→ PROBLEM TO WORK ON:
Filter the records below down to lines containing "document".

[Some records]
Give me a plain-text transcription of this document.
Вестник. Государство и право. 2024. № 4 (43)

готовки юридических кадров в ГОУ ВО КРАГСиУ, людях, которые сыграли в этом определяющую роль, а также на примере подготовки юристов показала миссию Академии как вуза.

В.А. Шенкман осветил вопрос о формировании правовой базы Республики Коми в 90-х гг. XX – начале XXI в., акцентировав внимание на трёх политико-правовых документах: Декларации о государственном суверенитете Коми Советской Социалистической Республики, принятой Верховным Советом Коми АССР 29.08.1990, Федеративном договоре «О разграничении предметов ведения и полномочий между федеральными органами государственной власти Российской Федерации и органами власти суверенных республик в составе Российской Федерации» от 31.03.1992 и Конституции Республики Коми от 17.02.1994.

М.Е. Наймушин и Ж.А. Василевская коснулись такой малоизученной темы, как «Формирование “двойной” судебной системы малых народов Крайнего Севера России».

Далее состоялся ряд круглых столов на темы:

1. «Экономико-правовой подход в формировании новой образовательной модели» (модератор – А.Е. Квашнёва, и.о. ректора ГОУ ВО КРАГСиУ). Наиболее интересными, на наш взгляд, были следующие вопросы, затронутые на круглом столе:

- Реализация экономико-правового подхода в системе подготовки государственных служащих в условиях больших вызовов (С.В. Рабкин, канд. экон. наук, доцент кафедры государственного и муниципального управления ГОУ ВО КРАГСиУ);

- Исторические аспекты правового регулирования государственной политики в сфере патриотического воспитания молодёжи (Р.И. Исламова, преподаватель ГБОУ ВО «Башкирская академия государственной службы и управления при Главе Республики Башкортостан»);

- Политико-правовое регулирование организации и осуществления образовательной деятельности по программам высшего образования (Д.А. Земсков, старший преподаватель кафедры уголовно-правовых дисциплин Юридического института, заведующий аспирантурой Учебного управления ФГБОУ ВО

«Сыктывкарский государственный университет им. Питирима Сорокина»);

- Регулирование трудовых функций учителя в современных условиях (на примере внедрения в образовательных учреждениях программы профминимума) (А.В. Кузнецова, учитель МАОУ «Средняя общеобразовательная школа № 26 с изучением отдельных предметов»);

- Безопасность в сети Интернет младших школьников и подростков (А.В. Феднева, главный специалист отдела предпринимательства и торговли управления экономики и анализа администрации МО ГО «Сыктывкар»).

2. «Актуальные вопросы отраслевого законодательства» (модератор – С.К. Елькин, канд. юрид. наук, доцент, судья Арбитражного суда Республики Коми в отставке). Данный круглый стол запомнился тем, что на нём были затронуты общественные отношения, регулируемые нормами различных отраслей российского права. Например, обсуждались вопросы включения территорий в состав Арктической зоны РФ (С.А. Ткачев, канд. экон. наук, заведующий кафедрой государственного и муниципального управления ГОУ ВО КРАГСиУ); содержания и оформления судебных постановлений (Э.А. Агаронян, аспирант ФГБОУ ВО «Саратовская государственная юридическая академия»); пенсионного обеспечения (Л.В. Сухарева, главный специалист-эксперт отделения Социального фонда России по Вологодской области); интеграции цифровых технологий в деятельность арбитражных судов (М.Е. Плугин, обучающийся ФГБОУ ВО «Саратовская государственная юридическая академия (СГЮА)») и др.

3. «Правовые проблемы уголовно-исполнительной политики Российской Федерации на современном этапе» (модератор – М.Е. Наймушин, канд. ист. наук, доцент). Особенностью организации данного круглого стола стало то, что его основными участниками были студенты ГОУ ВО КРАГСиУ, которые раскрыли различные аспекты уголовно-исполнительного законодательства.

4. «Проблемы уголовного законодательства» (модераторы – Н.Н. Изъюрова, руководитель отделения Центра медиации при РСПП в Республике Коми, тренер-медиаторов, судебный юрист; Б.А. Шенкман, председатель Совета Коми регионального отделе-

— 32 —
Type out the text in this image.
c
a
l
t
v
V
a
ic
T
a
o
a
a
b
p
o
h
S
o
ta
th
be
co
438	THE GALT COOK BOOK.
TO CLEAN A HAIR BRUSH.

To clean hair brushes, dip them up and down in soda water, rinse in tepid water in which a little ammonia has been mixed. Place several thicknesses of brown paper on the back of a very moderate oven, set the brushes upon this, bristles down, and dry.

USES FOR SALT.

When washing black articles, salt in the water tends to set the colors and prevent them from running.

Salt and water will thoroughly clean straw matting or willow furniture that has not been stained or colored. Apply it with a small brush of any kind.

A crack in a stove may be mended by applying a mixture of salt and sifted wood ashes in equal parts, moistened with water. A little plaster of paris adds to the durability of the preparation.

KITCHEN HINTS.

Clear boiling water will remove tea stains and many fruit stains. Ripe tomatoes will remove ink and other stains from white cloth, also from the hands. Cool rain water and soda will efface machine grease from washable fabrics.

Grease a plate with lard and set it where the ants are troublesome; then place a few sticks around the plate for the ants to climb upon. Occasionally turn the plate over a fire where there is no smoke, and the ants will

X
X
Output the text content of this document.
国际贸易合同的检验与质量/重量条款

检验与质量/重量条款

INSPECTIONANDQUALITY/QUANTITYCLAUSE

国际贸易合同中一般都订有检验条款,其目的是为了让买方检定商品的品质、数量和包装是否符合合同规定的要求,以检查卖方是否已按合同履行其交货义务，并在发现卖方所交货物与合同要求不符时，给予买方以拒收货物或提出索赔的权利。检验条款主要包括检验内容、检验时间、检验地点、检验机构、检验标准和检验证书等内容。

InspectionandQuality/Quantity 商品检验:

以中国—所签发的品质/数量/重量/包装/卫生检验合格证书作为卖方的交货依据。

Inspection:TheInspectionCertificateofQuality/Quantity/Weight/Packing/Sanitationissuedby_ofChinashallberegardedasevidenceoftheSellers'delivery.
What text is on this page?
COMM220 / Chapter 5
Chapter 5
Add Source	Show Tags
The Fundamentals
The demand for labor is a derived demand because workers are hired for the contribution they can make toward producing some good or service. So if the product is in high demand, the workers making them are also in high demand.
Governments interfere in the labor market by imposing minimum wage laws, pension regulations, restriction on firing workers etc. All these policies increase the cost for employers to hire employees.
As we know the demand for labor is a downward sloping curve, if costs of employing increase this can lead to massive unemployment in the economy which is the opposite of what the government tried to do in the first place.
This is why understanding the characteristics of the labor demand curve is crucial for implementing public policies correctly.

→ TASK ANSWER:
Give me a plain-text transcription of this document.
Output the text content of this document.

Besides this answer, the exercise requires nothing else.